◆ **DATA ENTRIES**:

start

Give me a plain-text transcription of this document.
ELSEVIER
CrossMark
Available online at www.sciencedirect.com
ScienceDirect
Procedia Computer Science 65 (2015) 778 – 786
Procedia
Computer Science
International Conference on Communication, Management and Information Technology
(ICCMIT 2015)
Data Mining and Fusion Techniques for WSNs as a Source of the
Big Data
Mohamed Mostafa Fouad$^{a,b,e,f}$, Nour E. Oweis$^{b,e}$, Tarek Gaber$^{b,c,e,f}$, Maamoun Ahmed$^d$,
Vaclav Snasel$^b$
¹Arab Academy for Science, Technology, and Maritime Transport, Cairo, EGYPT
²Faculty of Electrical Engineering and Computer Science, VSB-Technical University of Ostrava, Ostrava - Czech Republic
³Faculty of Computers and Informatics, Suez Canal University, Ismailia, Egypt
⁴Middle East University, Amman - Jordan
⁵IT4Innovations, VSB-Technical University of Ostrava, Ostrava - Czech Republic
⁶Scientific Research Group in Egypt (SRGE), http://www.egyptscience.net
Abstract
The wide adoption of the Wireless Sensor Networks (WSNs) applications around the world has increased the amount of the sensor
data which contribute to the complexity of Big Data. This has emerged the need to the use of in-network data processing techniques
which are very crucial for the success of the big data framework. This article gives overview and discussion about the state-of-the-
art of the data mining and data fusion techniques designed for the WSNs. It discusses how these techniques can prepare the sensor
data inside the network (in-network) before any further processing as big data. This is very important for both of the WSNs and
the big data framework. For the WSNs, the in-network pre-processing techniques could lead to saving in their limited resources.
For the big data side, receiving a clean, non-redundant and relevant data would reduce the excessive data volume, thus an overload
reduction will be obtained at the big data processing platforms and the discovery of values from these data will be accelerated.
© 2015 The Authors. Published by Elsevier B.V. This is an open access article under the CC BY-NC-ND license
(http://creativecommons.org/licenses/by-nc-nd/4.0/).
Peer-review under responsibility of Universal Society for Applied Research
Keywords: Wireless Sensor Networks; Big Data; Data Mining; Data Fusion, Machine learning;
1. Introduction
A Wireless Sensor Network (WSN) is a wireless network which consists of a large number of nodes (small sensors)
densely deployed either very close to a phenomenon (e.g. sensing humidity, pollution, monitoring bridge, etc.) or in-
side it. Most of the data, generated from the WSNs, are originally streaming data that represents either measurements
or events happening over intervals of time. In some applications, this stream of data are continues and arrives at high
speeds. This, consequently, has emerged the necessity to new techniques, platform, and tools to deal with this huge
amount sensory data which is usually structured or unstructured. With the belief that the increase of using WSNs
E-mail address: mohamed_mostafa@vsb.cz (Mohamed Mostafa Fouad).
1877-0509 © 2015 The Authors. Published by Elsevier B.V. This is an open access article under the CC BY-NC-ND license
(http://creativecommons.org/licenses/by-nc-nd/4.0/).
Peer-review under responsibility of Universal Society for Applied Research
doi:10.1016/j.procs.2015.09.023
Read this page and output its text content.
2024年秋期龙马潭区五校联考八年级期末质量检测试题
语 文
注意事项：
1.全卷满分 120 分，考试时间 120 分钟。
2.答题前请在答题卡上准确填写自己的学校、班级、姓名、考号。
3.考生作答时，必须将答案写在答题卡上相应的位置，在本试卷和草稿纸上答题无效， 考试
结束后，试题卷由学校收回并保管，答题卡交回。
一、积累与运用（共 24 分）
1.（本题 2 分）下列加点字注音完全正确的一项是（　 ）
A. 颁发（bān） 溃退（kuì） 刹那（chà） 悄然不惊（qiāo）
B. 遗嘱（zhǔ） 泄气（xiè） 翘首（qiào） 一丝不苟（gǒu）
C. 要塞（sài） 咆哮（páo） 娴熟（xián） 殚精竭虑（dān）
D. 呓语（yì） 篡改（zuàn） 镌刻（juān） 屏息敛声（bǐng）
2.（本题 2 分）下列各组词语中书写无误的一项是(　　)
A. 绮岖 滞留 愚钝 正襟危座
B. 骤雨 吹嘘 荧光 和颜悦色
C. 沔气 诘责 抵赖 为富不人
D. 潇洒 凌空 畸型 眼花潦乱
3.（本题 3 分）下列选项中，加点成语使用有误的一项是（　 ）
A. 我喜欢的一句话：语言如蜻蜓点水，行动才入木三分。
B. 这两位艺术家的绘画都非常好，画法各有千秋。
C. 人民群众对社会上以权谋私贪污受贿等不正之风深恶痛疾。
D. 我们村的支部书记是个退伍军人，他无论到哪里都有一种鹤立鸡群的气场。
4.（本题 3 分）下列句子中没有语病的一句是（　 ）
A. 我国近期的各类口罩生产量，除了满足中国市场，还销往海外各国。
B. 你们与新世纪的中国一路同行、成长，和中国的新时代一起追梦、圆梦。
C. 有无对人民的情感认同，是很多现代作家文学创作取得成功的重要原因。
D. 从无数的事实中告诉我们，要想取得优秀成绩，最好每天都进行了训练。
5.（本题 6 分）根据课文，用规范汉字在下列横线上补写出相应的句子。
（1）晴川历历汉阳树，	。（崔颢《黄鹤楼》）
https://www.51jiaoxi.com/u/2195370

end

◆ **TASK PROMPT**: List all lines from the entries that include the word "Ostrava".

◆ **TASK OUTPUT**:
²Faculty of Electrical Engineering and Computer Science, VSB-Technical University of Ostrava, Ostrava - Czech Republic
⁵IT4Innovations, VSB-Technical University of Ostrava, Ostrava - Czech Republic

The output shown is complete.